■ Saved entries
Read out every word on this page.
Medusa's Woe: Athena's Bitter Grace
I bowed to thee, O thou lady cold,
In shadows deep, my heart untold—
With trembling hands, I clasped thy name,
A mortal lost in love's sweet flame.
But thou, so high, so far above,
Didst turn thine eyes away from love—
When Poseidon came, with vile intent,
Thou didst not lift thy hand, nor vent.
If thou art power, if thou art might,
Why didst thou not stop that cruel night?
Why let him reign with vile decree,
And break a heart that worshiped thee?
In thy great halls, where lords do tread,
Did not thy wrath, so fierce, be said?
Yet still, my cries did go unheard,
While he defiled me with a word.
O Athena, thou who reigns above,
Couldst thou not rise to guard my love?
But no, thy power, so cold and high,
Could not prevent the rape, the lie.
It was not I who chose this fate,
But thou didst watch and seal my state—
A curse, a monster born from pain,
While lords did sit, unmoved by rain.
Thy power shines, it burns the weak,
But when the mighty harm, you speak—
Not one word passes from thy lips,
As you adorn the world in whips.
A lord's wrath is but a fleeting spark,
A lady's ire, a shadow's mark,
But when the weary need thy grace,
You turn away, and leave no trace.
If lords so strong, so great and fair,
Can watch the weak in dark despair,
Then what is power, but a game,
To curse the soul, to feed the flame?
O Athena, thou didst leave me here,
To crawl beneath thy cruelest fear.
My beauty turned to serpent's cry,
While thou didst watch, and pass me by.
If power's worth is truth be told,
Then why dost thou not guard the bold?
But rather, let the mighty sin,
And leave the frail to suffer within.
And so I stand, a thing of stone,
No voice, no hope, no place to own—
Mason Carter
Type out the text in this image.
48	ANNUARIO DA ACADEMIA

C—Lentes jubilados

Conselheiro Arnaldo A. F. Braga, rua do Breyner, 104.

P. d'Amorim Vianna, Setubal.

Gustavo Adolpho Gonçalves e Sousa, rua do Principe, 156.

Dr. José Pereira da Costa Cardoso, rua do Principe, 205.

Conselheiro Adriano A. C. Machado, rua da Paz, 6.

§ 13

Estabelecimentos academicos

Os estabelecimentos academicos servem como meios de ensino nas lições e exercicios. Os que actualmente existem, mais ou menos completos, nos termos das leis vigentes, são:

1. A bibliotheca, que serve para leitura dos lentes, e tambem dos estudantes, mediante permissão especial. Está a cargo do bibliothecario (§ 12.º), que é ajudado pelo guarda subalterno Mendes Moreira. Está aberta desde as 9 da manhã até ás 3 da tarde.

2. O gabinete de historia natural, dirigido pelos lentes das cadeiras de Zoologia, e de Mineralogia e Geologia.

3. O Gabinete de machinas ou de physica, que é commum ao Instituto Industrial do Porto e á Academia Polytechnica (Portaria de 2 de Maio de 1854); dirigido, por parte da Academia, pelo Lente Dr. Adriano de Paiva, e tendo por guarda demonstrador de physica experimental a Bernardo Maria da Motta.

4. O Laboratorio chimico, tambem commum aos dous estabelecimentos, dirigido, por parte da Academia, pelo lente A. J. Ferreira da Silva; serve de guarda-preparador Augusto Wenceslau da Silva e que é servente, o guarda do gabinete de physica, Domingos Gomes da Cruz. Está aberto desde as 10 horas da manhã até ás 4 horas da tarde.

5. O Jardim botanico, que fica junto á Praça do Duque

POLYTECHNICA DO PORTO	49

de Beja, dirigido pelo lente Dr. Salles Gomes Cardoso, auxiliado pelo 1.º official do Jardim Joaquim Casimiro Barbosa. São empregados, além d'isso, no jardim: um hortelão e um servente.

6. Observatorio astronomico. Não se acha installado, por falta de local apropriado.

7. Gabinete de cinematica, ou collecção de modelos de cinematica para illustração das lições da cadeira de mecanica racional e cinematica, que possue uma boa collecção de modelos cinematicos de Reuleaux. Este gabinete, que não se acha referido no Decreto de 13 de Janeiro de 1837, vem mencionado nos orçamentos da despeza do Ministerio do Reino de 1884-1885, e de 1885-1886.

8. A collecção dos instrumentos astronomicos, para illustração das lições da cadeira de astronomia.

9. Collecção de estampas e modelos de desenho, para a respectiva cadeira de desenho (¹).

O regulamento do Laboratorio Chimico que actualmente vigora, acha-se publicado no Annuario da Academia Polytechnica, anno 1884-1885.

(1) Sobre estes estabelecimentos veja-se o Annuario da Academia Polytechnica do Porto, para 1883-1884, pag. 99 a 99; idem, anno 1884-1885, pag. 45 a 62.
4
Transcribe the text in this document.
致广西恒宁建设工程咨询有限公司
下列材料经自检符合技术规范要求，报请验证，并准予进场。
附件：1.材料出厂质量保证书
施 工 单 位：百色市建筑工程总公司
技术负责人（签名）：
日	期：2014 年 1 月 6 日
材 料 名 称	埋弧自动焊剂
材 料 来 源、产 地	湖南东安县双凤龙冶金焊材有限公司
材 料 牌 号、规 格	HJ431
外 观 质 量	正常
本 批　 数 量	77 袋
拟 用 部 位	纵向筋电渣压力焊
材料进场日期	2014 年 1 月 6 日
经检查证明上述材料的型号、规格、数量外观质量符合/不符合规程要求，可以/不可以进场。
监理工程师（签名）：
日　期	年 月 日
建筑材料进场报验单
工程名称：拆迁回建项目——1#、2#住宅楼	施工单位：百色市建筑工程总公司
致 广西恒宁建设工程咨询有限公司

■ Your objective
Exactly reproduce every record.

■ Exercise output
Read out every word on this page.
Medusa's Woe: Athena's Bitter Grace
I bowed to thee, O thou lady cold,
In shadows deep, my heart untold—
With trembling hands, I clasped thy name,
A mortal lost in love's sweet flame.
But thou, so high, so far above,
Didst turn thine eyes away from love—
When Poseidon came, with vile intent,
Thou didst not lift thy hand, nor vent.
If thou art power, if thou art might,
Why didst thou not stop that cruel night?
Why let him reign with vile decree,
And break a heart that worshiped thee?
In thy great halls, where lords do tread,
Did not thy wrath, so fierce, be said?
Yet still, my cries did go unheard,
While he defiled me with a word.
O Athena, thou who reigns above,
Couldst thou not rise to guard my love?
But no, thy power, so cold and high,
Could not prevent the rape, the lie.
It was not I who chose this fate,
But thou didst watch and seal my state—
A curse, a monster born from pain,
While lords did sit, unmoved by rain.
Thy power shines, it burns the weak,
But when the mighty harm, you speak—
Not one word passes from thy lips,
As you adorn the world in whips.
A lord's wrath is but a fleeting spark,
A lady's ire, a shadow's mark,
But when the weary need thy grace,
You turn away, and leave no trace.
If lords so strong, so great and fair,
Can watch the weak in dark despair,
Then what is power, but a game,
To curse the soul, to feed the flame?
O Athena, thou didst leave me here,
To crawl beneath thy cruelest fear.
My beauty turned to serpent's cry,
While thou didst watch, and pass me by.
If power's worth is truth be told,
Then why dost thou not guard the bold?
But rather, let the mighty sin,
And leave the frail to suffer within.
And so I stand, a thing of stone,
No voice, no hope, no place to own—
Mason Carter
Type out the text in this image.
48	ANNUARIO DA ACADEMIA

C—Lentes jubilados

Conselheiro Arnaldo A. F. Braga, rua do Breyner, 104.

P. d'Amorim Vianna, Setubal.

Gustavo Adolpho Gonçalves e Sousa, rua do Principe, 156.

Dr. José Pereira da Costa Cardoso, rua do Principe, 205.

Conselheiro Adriano A. C. Machado, rua da Paz, 6.

§ 13

Estabelecimentos academicos

Os estabelecimentos academicos servem como meios de ensino nas lições e exercicios. Os que actualmente existem, mais ou menos completos, nos termos das leis vigentes, são:

1. A bibliotheca, que serve para leitura dos lentes, e tambem dos estudantes, mediante permissão especial. Está a cargo do bibliothecario (§ 12.º), que é ajudado pelo guarda subalterno Mendes Moreira. Está aberta desde as 9 da manhã até ás 3 da tarde.

2. O gabinete de historia natural, dirigido pelos lentes das cadeiras de Zoologia, e de Mineralogia e Geologia.

3. O Gabinete de machinas ou de physica, que é commum ao Instituto Industrial do Porto e á Academia Polytechnica (Portaria de 2 de Maio de 1854); dirigido, por parte da Academia, pelo Lente Dr. Adriano de Paiva, e tendo por guarda demonstrador de physica experimental a Bernardo Maria da Motta.

4. O Laboratorio chimico, tambem commum aos dous estabelecimentos, dirigido, por parte da Academia, pelo lente A. J. Ferreira da Silva; serve de guarda-preparador Augusto Wenceslau da Silva e que é servente, o guarda do gabinete de physica, Domingos Gomes da Cruz. Está aberto desde as 10 horas da manhã até ás 4 horas da tarde.

5. O Jardim botanico, que fica junto á Praça do Duque

POLYTECHNICA DO PORTO	49

de Beja, dirigido pelo lente Dr. Salles Gomes Cardoso, auxiliado pelo 1.º official do Jardim Joaquim Casimiro Barbosa. São empregados, além d'isso, no jardim: um hortelão e um servente.

6. Observatorio astronomico. Não se acha installado, por falta de local apropriado.

7. Gabinete de cinematica, ou collecção de modelos de cinematica para illustração das lições da cadeira de mecanica racional e cinematica, que possue uma boa collecção de modelos cinematicos de Reuleaux. Este gabinete, que não se acha referido no Decreto de 13 de Janeiro de 1837, vem mencionado nos orçamentos da despeza do Ministerio do Reino de 1884-1885, e de 1885-1886.

8. A collecção dos instrumentos astronomicos, para illustração das lições da cadeira de astronomia.

9. Collecção de estampas e modelos de desenho, para a respectiva cadeira de desenho (¹).

O regulamento do Laboratorio Chimico que actualmente vigora, acha-se publicado no Annuario da Academia Polytechnica, anno 1884-1885.

(1) Sobre estes estabelecimentos veja-se o Annuario da Academia Polytechnica do Porto, para 1883-1884, pag. 99 a 99; idem, anno 1884-1885, pag. 45 a 62.
4
Transcribe the text in this document.
致广西恒宁建设工程咨询有限公司
下列材料经自检符合技术规范要求，报请验证，并准予进场。
附件：1.材料出厂质量保证书
施 工 单 位：百色市建筑工程总公司
技术负责人（签名）：
日	期：2014 年 1 月 6 日
材 料 名 称	埋弧自动焊剂
材 料 来 源、产 地	湖南东安县双凤龙冶金焊材有限公司
材 料 牌 号、规 格	HJ431
外 观 质 量	正常
本 批　 数 量	77 袋
拟 用 部 位	纵向筋电渣压力焊
材料进场日期	2014 年 1 月 6 日
经检查证明上述材料的型号、规格、数量外观质量符合/不符合规程要求，可以/不可以进场。
监理工程师（签名）：
日　期	年 月 日
建筑材料进场报验单
工程名称：拆迁回建项目——1#、2#住宅楼	施工单位：百色市建筑工程总公司
致 广西恒宁建设工程咨询有限公司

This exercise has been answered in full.